Faithfully return all lines, omitting every embedded picture.

Collected data entries:
-- Start --
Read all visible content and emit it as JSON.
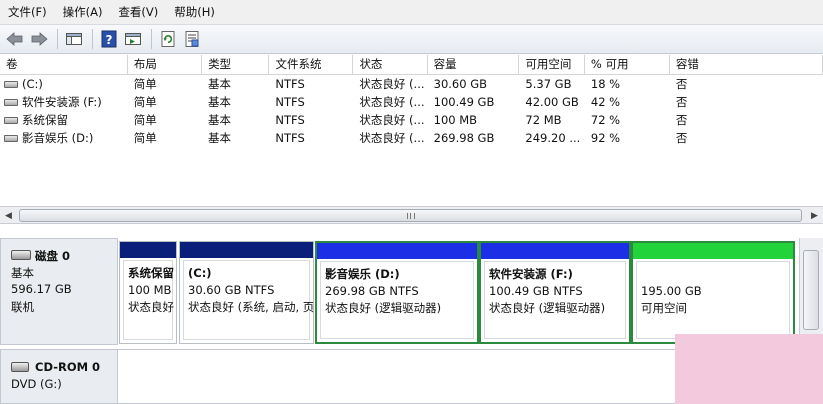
{
  "menu": [
    "文件(F)",
    "操作(A)",
    "查看(V)",
    "帮助(H)"
  ],
  "toolbar": {
    "icons": [
      "back-arrow-icon",
      "forward-arrow-icon",
      "console-tree-icon",
      "help-icon",
      "show-hide-icon",
      "refresh-icon",
      "properties-icon"
    ],
    "help_glyph": "?"
  },
  "table": {
    "columns": [
      "卷",
      "布局",
      "类型",
      "文件系统",
      "状态",
      "容量",
      "可用空间",
      "% 可用",
      "容错"
    ],
    "rows": [
      {
        "volume": "(C:)",
        "layout": "简单",
        "type": "基本",
        "fs": "NTFS",
        "status": "状态良好 (...",
        "capacity": "30.60 GB",
        "free": "5.37 GB",
        "pct": "18 %",
        "fault": "否"
      },
      {
        "volume": "软件安装源 (F:)",
        "layout": "简单",
        "type": "基本",
        "fs": "NTFS",
        "status": "状态良好 (...",
        "capacity": "100.49 GB",
        "free": "42.00 GB",
        "pct": "42 %",
        "fault": "否"
      },
      {
        "volume": "系统保留",
        "layout": "简单",
        "type": "基本",
        "fs": "NTFS",
        "status": "状态良好 (...",
        "capacity": "100 MB",
        "free": "72 MB",
        "pct": "72 %",
        "fault": "否"
      },
      {
        "volume": "影音娱乐 (D:)",
        "layout": "简单",
        "type": "基本",
        "fs": "NTFS",
        "status": "状态良好 (...",
        "capacity": "269.98 GB",
        "free": "249.20 ...",
        "pct": "92 %",
        "fault": "否"
      }
    ]
  },
  "disk0": {
    "name": "磁盘 0",
    "type": "基本",
    "size": "596.17 GB",
    "state": "联机",
    "partitions": [
      {
        "name": "系统保留",
        "size": "100 MB",
        "status": "状态良好",
        "bar_color": "#0a1f7a"
      },
      {
        "name": "(C:)",
        "size": "30.60 GB NTFS",
        "status": "状态良好 (系统, 启动, 页",
        "bar_color": "#0a1f7a"
      },
      {
        "name": "影音娱乐  (D:)",
        "size": "269.98 GB NTFS",
        "status": "状态良好 (逻辑驱动器)",
        "bar_color": "#1c2ee6"
      },
      {
        "name": "软件安装源  (F:)",
        "size": "100.49 GB NTFS",
        "status": "状态良好 (逻辑驱动器)",
        "bar_color": "#1c2ee6"
      },
      {
        "name": "",
        "size": "195.00 GB",
        "status": "可用空间",
        "bar_color": "#22d43a"
      }
    ]
  },
  "cdrom0": {
    "name": "CD-ROM 0",
    "type": "DVD (G:)"
  },
  "scrollbar": {
    "grip": "III",
    "left_arrow": "◀",
    "right_arrow": "▶"
  }
}
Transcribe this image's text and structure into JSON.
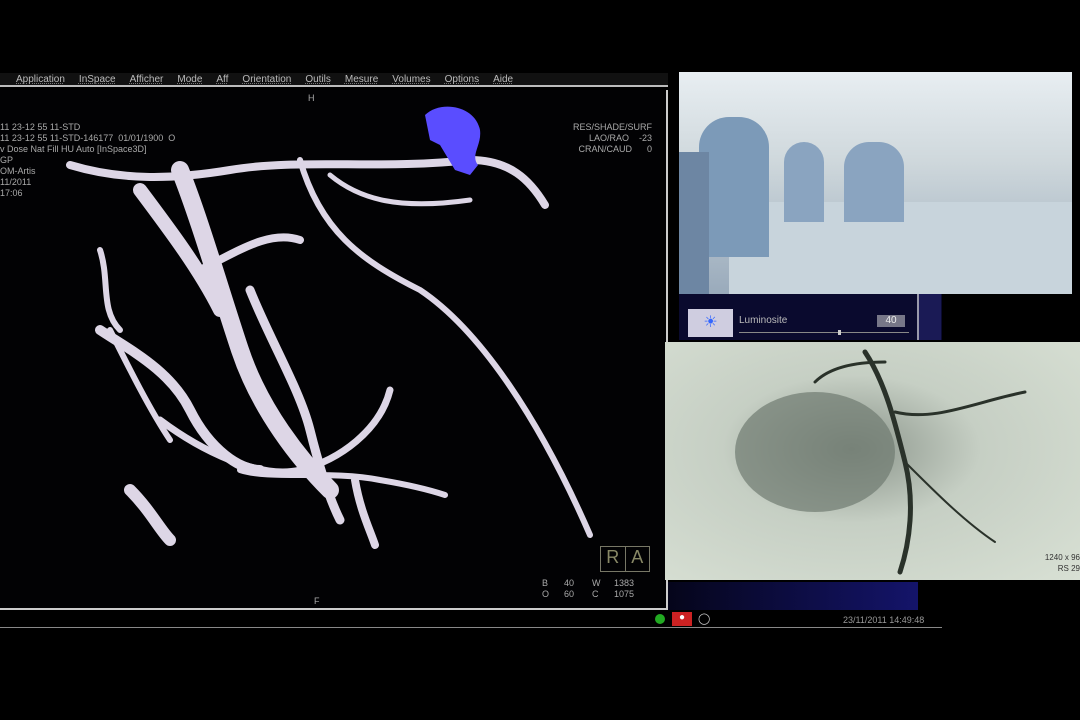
{
  "menu": [
    "Application",
    "InSpace",
    "Afficher",
    "Mode",
    "Aff",
    "Orientation",
    "Outils",
    "Mesure",
    "Volumes",
    "Options",
    "Aide"
  ],
  "viewer": {
    "top_marker": "H",
    "bottom_marker": "F",
    "info_left": [
      "11 23-12 55 11-STD",
      "11 23-12 55 11-STD-146177  01/01/1900  O",
      "v Dose Nat Fill HU Auto [InSpace3D]",
      "GP",
      "OM-Artis",
      "11/2011",
      "17:06"
    ],
    "info_right": [
      "RES/SHADE/SURF",
      "LAO/RAO    -23",
      "CRAN/CAUD      0"
    ],
    "orientation_box": [
      "R",
      "A"
    ],
    "window": {
      "b_label": "B",
      "b": "40",
      "w_label": "W",
      "w": "1383",
      "o_label": "O",
      "o": "60",
      "c_label": "C",
      "c": "1075"
    }
  },
  "luminosity": {
    "label": "Luminosite",
    "value": "40",
    "level": 0.58
  },
  "angio": {
    "info": [
      "1240 x 96",
      "RS 29"
    ]
  },
  "status": {
    "datetime": "23/11/2011 14:49:48"
  },
  "colors": {
    "vessel": "#e0d8e8",
    "marker": "#5a4dff"
  }
}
-- End --
SOLUTION TO THE EXERCISE:
Read all visible content and emit it as JSON.
{
  "menu": [
    "文件(F)",
    "操作(A)",
    "查看(V)",
    "帮助(H)"
  ],
  "toolbar": {
    "icons": [
      "back-arrow-icon",
      "forward-arrow-icon",
      "console-tree-icon",
      "help-icon",
      "show-hide-icon",
      "refresh-icon",
      "properties-icon"
    ],
    "help_glyph": "?"
  },
  "table": {
    "columns": [
      "卷",
      "布局",
      "类型",
      "文件系统",
      "状态",
      "容量",
      "可用空间",
      "% 可用",
      "容错"
    ],
    "rows": [
      {
        "volume": "(C:)",
        "layout": "简单",
        "type": "基本",
        "fs": "NTFS",
        "status": "状态良好 (...",
        "capacity": "30.60 GB",
        "free": "5.37 GB",
        "pct": "18 %",
        "fault": "否"
      },
      {
        "volume": "软件安装源 (F:)",
        "layout": "简单",
        "type": "基本",
        "fs": "NTFS",
        "status": "状态良好 (...",
        "capacity": "100.49 GB",
        "free": "42.00 GB",
        "pct": "42 %",
        "fault": "否"
      },
      {
        "volume": "系统保留",
        "layout": "简单",
        "type": "基本",
        "fs": "NTFS",
        "status": "状态良好 (...",
        "capacity": "100 MB",
        "free": "72 MB",
        "pct": "72 %",
        "fault": "否"
      },
      {
        "volume": "影音娱乐 (D:)",
        "layout": "简单",
        "type": "基本",
        "fs": "NTFS",
        "status": "状态良好 (...",
        "capacity": "269.98 GB",
        "free": "249.20 ...",
        "pct": "92 %",
        "fault": "否"
      }
    ]
  },
  "disk0": {
    "name": "磁盘 0",
    "type": "基本",
    "size": "596.17 GB",
    "state": "联机",
    "partitions": [
      {
        "name": "系统保留",
        "size": "100 MB",
        "status": "状态良好",
        "bar_color": "#0a1f7a"
      },
      {
        "name": "(C:)",
        "size": "30.60 GB NTFS",
        "status": "状态良好 (系统, 启动, 页",
        "bar_color": "#0a1f7a"
      },
      {
        "name": "影音娱乐  (D:)",
        "size": "269.98 GB NTFS",
        "status": "状态良好 (逻辑驱动器)",
        "bar_color": "#1c2ee6"
      },
      {
        "name": "软件安装源  (F:)",
        "size": "100.49 GB NTFS",
        "status": "状态良好 (逻辑驱动器)",
        "bar_color": "#1c2ee6"
      },
      {
        "name": "",
        "size": "195.00 GB",
        "status": "可用空间",
        "bar_color": "#22d43a"
      }
    ]
  },
  "cdrom0": {
    "name": "CD-ROM 0",
    "type": "DVD (G:)"
  },
  "scrollbar": {
    "grip": "III",
    "left_arrow": "◀",
    "right_arrow": "▶"
  }
}
Transcribe this image's text and structure into JSON.
{
  "menu": [
    "Application",
    "InSpace",
    "Afficher",
    "Mode",
    "Aff",
    "Orientation",
    "Outils",
    "Mesure",
    "Volumes",
    "Options",
    "Aide"
  ],
  "viewer": {
    "top_marker": "H",
    "bottom_marker": "F",
    "info_left": [
      "11 23-12 55 11-STD",
      "11 23-12 55 11-STD-146177  01/01/1900  O",
      "v Dose Nat Fill HU Auto [InSpace3D]",
      "GP",
      "OM-Artis",
      "11/2011",
      "17:06"
    ],
    "info_right": [
      "RES/SHADE/SURF",
      "LAO/RAO    -23",
      "CRAN/CAUD      0"
    ],
    "orientation_box": [
      "R",
      "A"
    ],
    "window": {
      "b_label": "B",
      "b": "40",
      "w_label": "W",
      "w": "1383",
      "o_label": "O",
      "o": "60",
      "c_label": "C",
      "c": "1075"
    }
  },
  "luminosity": {
    "label": "Luminosite",
    "value": "40",
    "level": 0.58
  },
  "angio": {
    "info": [
      "1240 x 96",
      "RS 29"
    ]
  },
  "status": {
    "datetime": "23/11/2011 14:49:48"
  },
  "colors": {
    "vessel": "#e0d8e8",
    "marker": "#5a4dff"
  }
}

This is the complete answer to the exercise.